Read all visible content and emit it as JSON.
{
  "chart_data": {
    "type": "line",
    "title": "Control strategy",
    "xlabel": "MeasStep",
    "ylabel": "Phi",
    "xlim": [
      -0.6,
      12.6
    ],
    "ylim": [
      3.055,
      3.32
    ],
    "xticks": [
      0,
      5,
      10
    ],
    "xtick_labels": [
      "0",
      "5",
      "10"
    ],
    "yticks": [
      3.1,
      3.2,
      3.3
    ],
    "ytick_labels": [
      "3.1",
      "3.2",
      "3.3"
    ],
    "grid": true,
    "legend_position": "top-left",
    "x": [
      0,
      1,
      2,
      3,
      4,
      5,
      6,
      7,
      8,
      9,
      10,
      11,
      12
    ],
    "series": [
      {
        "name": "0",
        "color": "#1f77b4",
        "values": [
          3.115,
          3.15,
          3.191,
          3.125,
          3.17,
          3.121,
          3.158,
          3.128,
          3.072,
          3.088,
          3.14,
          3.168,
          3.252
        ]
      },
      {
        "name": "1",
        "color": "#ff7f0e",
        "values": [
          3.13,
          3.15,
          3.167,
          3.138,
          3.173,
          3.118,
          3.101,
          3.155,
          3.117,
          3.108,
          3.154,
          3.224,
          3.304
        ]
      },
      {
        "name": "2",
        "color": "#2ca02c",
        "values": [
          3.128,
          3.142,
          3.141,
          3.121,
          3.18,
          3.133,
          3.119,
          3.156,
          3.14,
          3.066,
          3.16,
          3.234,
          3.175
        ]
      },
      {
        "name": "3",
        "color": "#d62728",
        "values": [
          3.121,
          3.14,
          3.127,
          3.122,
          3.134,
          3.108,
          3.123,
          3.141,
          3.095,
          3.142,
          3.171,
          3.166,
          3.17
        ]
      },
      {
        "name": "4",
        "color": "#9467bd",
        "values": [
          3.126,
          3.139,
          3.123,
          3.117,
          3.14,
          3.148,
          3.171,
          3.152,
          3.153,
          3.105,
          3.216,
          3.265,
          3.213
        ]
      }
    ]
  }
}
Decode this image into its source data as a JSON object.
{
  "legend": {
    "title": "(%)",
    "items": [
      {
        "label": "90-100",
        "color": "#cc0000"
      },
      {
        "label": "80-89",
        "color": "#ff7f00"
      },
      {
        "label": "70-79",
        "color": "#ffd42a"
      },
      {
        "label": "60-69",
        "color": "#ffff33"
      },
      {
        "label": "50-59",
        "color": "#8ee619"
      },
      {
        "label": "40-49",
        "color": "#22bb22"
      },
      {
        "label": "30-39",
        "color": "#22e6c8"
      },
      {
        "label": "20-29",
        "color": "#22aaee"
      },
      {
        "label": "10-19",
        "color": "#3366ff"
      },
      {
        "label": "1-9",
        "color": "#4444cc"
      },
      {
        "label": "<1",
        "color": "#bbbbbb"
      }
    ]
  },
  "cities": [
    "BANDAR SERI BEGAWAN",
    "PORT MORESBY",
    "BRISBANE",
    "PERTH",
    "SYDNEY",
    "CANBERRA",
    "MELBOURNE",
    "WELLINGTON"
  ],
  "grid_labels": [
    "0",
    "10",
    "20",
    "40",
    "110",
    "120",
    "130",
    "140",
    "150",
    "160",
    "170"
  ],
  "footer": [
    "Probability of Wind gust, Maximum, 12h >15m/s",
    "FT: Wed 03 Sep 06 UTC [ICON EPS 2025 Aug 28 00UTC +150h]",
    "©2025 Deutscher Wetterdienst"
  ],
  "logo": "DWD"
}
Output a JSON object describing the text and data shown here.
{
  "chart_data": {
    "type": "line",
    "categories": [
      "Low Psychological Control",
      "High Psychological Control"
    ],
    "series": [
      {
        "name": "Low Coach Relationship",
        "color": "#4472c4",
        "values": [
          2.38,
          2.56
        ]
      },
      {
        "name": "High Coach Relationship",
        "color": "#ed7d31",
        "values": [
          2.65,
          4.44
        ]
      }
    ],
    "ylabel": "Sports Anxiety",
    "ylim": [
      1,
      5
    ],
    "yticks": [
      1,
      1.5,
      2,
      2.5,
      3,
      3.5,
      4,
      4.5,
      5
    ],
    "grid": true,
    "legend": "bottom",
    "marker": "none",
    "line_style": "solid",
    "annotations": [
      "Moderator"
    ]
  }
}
______
EXERCISE OBJECTIVE
Each line of the listing should be echoed back exactly.

SOLUTION TO THIS PROBLEM
Read all visible content and emit it as JSON.
{
  "chart_data": {
    "type": "line",
    "title": "Control strategy",
    "xlabel": "MeasStep",
    "ylabel": "Phi",
    "xlim": [
      -0.6,
      12.6
    ],
    "ylim": [
      3.055,
      3.32
    ],
    "xticks": [
      0,
      5,
      10
    ],
    "xtick_labels": [
      "0",
      "5",
      "10"
    ],
    "yticks": [
      3.1,
      3.2,
      3.3
    ],
    "ytick_labels": [
      "3.1",
      "3.2",
      "3.3"
    ],
    "grid": true,
    "legend_position": "top-left",
    "x": [
      0,
      1,
      2,
      3,
      4,
      5,
      6,
      7,
      8,
      9,
      10,
      11,
      12
    ],
    "series": [
      {
        "name": "0",
        "color": "#1f77b4",
        "values": [
          3.115,
          3.15,
          3.191,
          3.125,
          3.17,
          3.121,
          3.158,
          3.128,
          3.072,
          3.088,
          3.14,
          3.168,
          3.252
        ]
      },
      {
        "name": "1",
        "color": "#ff7f0e",
        "values": [
          3.13,
          3.15,
          3.167,
          3.138,
          3.173,
          3.118,
          3.101,
          3.155,
          3.117,
          3.108,
          3.154,
          3.224,
          3.304
        ]
      },
      {
        "name": "2",
        "color": "#2ca02c",
        "values": [
          3.128,
          3.142,
          3.141,
          3.121,
          3.18,
          3.133,
          3.119,
          3.156,
          3.14,
          3.066,
          3.16,
          3.234,
          3.175
        ]
      },
      {
        "name": "3",
        "color": "#d62728",
        "values": [
          3.121,
          3.14,
          3.127,
          3.122,
          3.134,
          3.108,
          3.123,
          3.141,
          3.095,
          3.142,
          3.171,
          3.166,
          3.17
        ]
      },
      {
        "name": "4",
        "color": "#9467bd",
        "values": [
          3.126,
          3.139,
          3.123,
          3.117,
          3.14,
          3.148,
          3.171,
          3.152,
          3.153,
          3.105,
          3.216,
          3.265,
          3.213
        ]
      }
    ]
  }
}
Decode this image into its source data as a JSON object.
{
  "legend": {
    "title": "(%)",
    "items": [
      {
        "label": "90-100",
        "color": "#cc0000"
      },
      {
        "label": "80-89",
        "color": "#ff7f00"
      },
      {
        "label": "70-79",
        "color": "#ffd42a"
      },
      {
        "label": "60-69",
        "color": "#ffff33"
      },
      {
        "label": "50-59",
        "color": "#8ee619"
      },
      {
        "label": "40-49",
        "color": "#22bb22"
      },
      {
        "label": "30-39",
        "color": "#22e6c8"
      },
      {
        "label": "20-29",
        "color": "#22aaee"
      },
      {
        "label": "10-19",
        "color": "#3366ff"
      },
      {
        "label": "1-9",
        "color": "#4444cc"
      },
      {
        "label": "<1",
        "color": "#bbbbbb"
      }
    ]
  },
  "cities": [
    "BANDAR SERI BEGAWAN",
    "PORT MORESBY",
    "BRISBANE",
    "PERTH",
    "SYDNEY",
    "CANBERRA",
    "MELBOURNE",
    "WELLINGTON"
  ],
  "grid_labels": [
    "0",
    "10",
    "20",
    "40",
    "110",
    "120",
    "130",
    "140",
    "150",
    "160",
    "170"
  ],
  "footer": [
    "Probability of Wind gust, Maximum, 12h >15m/s",
    "FT: Wed 03 Sep 06 UTC [ICON EPS 2025 Aug 28 00UTC +150h]",
    "©2025 Deutscher Wetterdienst"
  ],
  "logo": "DWD"
}
Output a JSON object describing the text and data shown here.
{
  "chart_data": {
    "type": "line",
    "categories": [
      "Low Psychological Control",
      "High Psychological Control"
    ],
    "series": [
      {
        "name": "Low Coach Relationship",
        "color": "#4472c4",
        "values": [
          2.38,
          2.56
        ]
      },
      {
        "name": "High Coach Relationship",
        "color": "#ed7d31",
        "values": [
          2.65,
          4.44
        ]
      }
    ],
    "ylabel": "Sports Anxiety",
    "ylim": [
      1,
      5
    ],
    "yticks": [
      1,
      1.5,
      2,
      2.5,
      3,
      3.5,
      4,
      4.5,
      5
    ],
    "grid": true,
    "legend": "bottom",
    "marker": "none",
    "line_style": "solid",
    "annotations": [
      "Moderator"
    ]
  }
}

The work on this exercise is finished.